AIM: Lines containing the word "вітром" need to be counted. Please reply with how many there are, and nothing else.

--- INPUT FOR THIS TASK ---

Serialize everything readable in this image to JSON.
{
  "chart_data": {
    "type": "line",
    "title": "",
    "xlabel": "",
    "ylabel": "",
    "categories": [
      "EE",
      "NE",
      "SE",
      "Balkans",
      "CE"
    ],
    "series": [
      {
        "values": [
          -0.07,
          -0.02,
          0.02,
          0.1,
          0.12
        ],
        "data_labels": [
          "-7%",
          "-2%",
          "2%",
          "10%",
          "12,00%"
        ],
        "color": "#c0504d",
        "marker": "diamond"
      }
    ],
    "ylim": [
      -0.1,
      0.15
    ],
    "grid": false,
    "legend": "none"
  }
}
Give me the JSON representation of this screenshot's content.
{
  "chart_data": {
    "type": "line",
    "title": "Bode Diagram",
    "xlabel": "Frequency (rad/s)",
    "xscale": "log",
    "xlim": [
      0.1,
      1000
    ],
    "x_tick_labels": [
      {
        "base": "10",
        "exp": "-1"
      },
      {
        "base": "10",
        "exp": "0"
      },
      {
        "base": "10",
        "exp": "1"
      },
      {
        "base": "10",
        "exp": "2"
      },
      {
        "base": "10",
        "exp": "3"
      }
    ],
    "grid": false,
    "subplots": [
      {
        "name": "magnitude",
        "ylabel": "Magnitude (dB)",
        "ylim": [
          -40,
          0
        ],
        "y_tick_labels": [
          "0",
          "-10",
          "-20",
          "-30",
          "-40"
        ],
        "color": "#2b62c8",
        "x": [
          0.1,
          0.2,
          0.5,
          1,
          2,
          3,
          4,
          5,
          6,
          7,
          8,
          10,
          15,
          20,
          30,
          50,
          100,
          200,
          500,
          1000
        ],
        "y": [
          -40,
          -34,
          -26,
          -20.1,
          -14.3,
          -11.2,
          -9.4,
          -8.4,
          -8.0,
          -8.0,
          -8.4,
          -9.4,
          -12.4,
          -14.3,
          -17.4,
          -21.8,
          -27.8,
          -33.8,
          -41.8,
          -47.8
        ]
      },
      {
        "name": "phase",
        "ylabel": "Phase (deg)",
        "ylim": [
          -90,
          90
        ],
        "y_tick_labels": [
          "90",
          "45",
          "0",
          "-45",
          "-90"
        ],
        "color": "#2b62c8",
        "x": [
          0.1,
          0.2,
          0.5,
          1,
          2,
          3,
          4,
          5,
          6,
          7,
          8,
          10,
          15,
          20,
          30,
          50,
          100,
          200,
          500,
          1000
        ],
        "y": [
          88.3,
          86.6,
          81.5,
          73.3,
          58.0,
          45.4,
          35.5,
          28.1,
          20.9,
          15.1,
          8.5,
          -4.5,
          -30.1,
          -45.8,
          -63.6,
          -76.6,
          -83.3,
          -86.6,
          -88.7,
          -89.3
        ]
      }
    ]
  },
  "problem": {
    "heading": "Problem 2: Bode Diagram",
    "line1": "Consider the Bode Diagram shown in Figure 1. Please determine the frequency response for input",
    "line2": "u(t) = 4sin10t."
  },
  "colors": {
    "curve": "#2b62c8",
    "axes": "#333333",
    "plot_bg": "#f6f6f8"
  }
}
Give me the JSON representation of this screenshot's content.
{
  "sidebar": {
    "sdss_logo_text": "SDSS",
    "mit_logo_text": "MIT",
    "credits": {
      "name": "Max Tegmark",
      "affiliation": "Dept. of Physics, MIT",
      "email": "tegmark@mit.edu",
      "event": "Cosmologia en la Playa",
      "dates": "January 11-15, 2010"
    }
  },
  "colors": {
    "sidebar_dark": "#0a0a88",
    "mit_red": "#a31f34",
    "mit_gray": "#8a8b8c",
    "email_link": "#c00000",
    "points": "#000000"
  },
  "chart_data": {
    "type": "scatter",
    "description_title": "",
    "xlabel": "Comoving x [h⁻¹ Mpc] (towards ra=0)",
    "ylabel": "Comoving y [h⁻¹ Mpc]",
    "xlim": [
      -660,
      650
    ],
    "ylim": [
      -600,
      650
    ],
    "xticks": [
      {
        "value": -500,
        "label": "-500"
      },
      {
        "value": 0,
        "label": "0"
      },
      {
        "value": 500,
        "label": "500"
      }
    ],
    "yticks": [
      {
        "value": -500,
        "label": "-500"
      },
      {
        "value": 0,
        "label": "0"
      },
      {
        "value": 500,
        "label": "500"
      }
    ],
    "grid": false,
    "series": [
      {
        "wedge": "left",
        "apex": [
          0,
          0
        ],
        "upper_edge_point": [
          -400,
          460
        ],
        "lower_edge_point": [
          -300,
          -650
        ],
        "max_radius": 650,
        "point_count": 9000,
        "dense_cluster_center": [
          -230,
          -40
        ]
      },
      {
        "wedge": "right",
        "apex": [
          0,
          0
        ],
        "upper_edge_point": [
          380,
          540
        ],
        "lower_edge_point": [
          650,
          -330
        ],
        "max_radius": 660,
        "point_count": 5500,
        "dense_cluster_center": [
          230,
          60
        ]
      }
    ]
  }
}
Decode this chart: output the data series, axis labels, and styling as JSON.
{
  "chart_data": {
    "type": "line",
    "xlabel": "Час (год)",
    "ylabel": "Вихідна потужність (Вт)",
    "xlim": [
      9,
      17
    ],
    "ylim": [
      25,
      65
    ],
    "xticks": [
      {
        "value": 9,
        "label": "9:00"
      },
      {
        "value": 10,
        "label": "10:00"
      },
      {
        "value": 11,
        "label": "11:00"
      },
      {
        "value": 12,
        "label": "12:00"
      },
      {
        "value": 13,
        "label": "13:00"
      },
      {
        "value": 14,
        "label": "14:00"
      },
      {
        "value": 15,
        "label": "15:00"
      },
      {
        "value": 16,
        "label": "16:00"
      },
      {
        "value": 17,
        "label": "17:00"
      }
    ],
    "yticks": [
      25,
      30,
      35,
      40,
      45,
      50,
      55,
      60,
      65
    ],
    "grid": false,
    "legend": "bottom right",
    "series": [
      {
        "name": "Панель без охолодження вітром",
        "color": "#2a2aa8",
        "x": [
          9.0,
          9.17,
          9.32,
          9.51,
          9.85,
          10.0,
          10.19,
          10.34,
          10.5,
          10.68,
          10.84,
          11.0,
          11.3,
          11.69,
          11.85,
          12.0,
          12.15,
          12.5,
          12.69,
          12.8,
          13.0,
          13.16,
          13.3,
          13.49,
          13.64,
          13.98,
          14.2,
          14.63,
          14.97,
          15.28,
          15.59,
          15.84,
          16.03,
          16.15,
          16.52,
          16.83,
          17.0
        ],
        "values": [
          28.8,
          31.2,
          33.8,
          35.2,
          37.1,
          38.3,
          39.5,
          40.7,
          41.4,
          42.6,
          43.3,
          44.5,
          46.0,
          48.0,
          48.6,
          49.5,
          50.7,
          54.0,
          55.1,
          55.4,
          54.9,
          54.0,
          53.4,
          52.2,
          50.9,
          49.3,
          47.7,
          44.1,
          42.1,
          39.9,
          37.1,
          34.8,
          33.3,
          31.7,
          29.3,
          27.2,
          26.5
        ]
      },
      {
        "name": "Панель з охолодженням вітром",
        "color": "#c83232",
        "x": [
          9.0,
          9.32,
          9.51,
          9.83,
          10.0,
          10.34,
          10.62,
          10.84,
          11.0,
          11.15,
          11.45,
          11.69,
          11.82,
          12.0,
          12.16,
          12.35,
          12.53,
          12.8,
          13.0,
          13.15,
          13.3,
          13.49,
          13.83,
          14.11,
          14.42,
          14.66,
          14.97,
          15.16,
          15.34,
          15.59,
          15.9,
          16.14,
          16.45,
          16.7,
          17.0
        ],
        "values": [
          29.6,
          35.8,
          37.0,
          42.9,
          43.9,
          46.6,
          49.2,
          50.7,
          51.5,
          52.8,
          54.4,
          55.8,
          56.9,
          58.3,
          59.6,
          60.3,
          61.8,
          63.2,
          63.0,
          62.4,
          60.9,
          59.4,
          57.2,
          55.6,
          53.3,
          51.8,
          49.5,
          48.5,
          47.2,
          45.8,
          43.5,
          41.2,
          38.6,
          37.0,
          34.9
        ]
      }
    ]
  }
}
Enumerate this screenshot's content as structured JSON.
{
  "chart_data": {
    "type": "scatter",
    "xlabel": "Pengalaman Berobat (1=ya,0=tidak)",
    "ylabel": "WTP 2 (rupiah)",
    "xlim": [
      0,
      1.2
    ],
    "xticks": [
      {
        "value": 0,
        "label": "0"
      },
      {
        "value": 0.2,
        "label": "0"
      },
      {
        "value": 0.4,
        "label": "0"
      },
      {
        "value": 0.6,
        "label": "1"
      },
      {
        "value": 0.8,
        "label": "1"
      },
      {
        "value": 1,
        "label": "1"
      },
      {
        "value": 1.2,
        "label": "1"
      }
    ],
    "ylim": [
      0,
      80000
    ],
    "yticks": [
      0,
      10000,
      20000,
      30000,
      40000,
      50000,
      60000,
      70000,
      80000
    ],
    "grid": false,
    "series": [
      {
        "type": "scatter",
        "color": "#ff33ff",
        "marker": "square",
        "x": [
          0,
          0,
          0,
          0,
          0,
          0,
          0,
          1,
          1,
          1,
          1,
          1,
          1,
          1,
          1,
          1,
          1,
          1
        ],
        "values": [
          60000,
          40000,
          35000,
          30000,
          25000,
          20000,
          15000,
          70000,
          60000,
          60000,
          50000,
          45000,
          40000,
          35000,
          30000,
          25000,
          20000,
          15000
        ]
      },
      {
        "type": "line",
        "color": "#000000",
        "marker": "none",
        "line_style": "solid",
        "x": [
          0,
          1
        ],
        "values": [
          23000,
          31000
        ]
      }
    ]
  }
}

---

FULL SOLUTION: 2